[Begin Information provided]

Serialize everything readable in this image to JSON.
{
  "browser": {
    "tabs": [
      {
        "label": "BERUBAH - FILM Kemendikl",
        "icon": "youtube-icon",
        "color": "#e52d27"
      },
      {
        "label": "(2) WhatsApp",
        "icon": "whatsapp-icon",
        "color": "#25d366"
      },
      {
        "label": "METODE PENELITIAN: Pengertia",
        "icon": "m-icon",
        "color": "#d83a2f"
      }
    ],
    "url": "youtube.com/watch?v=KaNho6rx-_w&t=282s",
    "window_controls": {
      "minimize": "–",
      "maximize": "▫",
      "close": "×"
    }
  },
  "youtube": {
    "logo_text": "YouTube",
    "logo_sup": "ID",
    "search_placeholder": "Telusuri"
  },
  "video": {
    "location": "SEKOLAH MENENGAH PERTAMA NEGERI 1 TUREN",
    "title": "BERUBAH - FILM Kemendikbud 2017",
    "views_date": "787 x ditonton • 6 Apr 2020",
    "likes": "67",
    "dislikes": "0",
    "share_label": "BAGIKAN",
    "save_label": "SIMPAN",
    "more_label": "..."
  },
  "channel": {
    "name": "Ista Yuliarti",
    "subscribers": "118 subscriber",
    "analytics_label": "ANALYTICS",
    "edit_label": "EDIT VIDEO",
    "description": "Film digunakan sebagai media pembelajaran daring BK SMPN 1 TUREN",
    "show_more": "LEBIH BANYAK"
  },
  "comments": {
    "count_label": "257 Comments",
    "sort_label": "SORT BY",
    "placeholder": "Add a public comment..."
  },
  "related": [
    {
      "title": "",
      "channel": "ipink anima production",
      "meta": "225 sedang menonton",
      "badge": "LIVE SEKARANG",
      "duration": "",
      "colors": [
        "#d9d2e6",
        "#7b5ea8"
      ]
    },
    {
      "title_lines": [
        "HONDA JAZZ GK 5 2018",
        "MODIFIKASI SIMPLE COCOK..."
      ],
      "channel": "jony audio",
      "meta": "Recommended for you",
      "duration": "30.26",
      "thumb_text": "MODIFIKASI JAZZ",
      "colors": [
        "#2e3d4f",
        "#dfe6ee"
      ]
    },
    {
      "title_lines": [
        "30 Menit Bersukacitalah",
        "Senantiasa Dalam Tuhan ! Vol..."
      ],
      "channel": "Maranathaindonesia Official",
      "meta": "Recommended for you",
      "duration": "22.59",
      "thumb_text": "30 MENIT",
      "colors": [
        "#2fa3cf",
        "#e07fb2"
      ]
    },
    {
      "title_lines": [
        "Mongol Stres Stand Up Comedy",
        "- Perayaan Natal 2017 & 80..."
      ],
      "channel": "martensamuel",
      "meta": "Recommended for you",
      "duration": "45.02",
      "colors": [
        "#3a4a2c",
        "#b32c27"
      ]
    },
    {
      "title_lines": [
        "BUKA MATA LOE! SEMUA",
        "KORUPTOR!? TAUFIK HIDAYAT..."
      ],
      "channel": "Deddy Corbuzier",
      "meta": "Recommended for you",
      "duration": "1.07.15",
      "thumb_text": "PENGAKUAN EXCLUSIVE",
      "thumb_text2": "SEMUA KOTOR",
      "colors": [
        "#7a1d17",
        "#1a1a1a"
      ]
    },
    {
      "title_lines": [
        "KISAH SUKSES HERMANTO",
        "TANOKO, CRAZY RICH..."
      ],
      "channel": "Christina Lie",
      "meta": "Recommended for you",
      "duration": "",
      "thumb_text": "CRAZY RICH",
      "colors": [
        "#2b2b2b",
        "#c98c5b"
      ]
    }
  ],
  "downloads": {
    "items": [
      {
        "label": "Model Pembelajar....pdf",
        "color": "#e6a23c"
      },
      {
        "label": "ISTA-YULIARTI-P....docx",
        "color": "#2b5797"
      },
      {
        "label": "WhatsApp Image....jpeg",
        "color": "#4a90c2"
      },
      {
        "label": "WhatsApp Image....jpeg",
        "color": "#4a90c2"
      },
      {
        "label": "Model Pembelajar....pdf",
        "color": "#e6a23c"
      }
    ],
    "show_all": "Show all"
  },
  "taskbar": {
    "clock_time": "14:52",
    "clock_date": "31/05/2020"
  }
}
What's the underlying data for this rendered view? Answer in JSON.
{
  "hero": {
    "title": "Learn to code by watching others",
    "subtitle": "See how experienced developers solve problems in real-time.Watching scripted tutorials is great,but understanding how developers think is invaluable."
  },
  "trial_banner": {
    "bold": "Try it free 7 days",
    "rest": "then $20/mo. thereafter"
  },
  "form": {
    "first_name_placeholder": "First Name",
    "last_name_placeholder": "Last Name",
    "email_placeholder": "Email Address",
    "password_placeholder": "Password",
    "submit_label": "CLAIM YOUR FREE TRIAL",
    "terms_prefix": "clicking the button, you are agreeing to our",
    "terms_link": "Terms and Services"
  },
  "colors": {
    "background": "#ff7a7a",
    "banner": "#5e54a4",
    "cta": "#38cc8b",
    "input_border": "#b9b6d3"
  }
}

[End Information provided]

**Exercise directions:** Every record should be given again exactly.

**Task response:**
Serialize everything readable in this image to JSON.
{
  "browser": {
    "tabs": [
      {
        "label": "BERUBAH - FILM Kemendikl",
        "icon": "youtube-icon",
        "color": "#e52d27"
      },
      {
        "label": "(2) WhatsApp",
        "icon": "whatsapp-icon",
        "color": "#25d366"
      },
      {
        "label": "METODE PENELITIAN: Pengertia",
        "icon": "m-icon",
        "color": "#d83a2f"
      }
    ],
    "url": "youtube.com/watch?v=KaNho6rx-_w&t=282s",
    "window_controls": {
      "minimize": "–",
      "maximize": "▫",
      "close": "×"
    }
  },
  "youtube": {
    "logo_text": "YouTube",
    "logo_sup": "ID",
    "search_placeholder": "Telusuri"
  },
  "video": {
    "location": "SEKOLAH MENENGAH PERTAMA NEGERI 1 TUREN",
    "title": "BERUBAH - FILM Kemendikbud 2017",
    "views_date": "787 x ditonton • 6 Apr 2020",
    "likes": "67",
    "dislikes": "0",
    "share_label": "BAGIKAN",
    "save_label": "SIMPAN",
    "more_label": "..."
  },
  "channel": {
    "name": "Ista Yuliarti",
    "subscribers": "118 subscriber",
    "analytics_label": "ANALYTICS",
    "edit_label": "EDIT VIDEO",
    "description": "Film digunakan sebagai media pembelajaran daring BK SMPN 1 TUREN",
    "show_more": "LEBIH BANYAK"
  },
  "comments": {
    "count_label": "257 Comments",
    "sort_label": "SORT BY",
    "placeholder": "Add a public comment..."
  },
  "related": [
    {
      "title": "",
      "channel": "ipink anima production",
      "meta": "225 sedang menonton",
      "badge": "LIVE SEKARANG",
      "duration": "",
      "colors": [
        "#d9d2e6",
        "#7b5ea8"
      ]
    },
    {
      "title_lines": [
        "HONDA JAZZ GK 5 2018",
        "MODIFIKASI SIMPLE COCOK..."
      ],
      "channel": "jony audio",
      "meta": "Recommended for you",
      "duration": "30.26",
      "thumb_text": "MODIFIKASI JAZZ",
      "colors": [
        "#2e3d4f",
        "#dfe6ee"
      ]
    },
    {
      "title_lines": [
        "30 Menit Bersukacitalah",
        "Senantiasa Dalam Tuhan ! Vol..."
      ],
      "channel": "Maranathaindonesia Official",
      "meta": "Recommended for you",
      "duration": "22.59",
      "thumb_text": "30 MENIT",
      "colors": [
        "#2fa3cf",
        "#e07fb2"
      ]
    },
    {
      "title_lines": [
        "Mongol Stres Stand Up Comedy",
        "- Perayaan Natal 2017 & 80..."
      ],
      "channel": "martensamuel",
      "meta": "Recommended for you",
      "duration": "45.02",
      "colors": [
        "#3a4a2c",
        "#b32c27"
      ]
    },
    {
      "title_lines": [
        "BUKA MATA LOE! SEMUA",
        "KORUPTOR!? TAUFIK HIDAYAT..."
      ],
      "channel": "Deddy Corbuzier",
      "meta": "Recommended for you",
      "duration": "1.07.15",
      "thumb_text": "PENGAKUAN EXCLUSIVE",
      "thumb_text2": "SEMUA KOTOR",
      "colors": [
        "#7a1d17",
        "#1a1a1a"
      ]
    },
    {
      "title_lines": [
        "KISAH SUKSES HERMANTO",
        "TANOKO, CRAZY RICH..."
      ],
      "channel": "Christina Lie",
      "meta": "Recommended for you",
      "duration": "",
      "thumb_text": "CRAZY RICH",
      "colors": [
        "#2b2b2b",
        "#c98c5b"
      ]
    }
  ],
  "downloads": {
    "items": [
      {
        "label": "Model Pembelajar....pdf",
        "color": "#e6a23c"
      },
      {
        "label": "ISTA-YULIARTI-P....docx",
        "color": "#2b5797"
      },
      {
        "label": "WhatsApp Image....jpeg",
        "color": "#4a90c2"
      },
      {
        "label": "WhatsApp Image....jpeg",
        "color": "#4a90c2"
      },
      {
        "label": "Model Pembelajar....pdf",
        "color": "#e6a23c"
      }
    ],
    "show_all": "Show all"
  },
  "taskbar": {
    "clock_time": "14:52",
    "clock_date": "31/05/2020"
  }
}
What's the underlying data for this rendered view? Answer in JSON.
{
  "hero": {
    "title": "Learn to code by watching others",
    "subtitle": "See how experienced developers solve problems in real-time.Watching scripted tutorials is great,but understanding how developers think is invaluable."
  },
  "trial_banner": {
    "bold": "Try it free 7 days",
    "rest": "then $20/mo. thereafter"
  },
  "form": {
    "first_name_placeholder": "First Name",
    "last_name_placeholder": "Last Name",
    "email_placeholder": "Email Address",
    "password_placeholder": "Password",
    "submit_label": "CLAIM YOUR FREE TRIAL",
    "terms_prefix": "clicking the button, you are agreeing to our",
    "terms_link": "Terms and Services"
  },
  "colors": {
    "background": "#ff7a7a",
    "banner": "#5e54a4",
    "cta": "#38cc8b",
    "input_border": "#b9b6d3"
  }
}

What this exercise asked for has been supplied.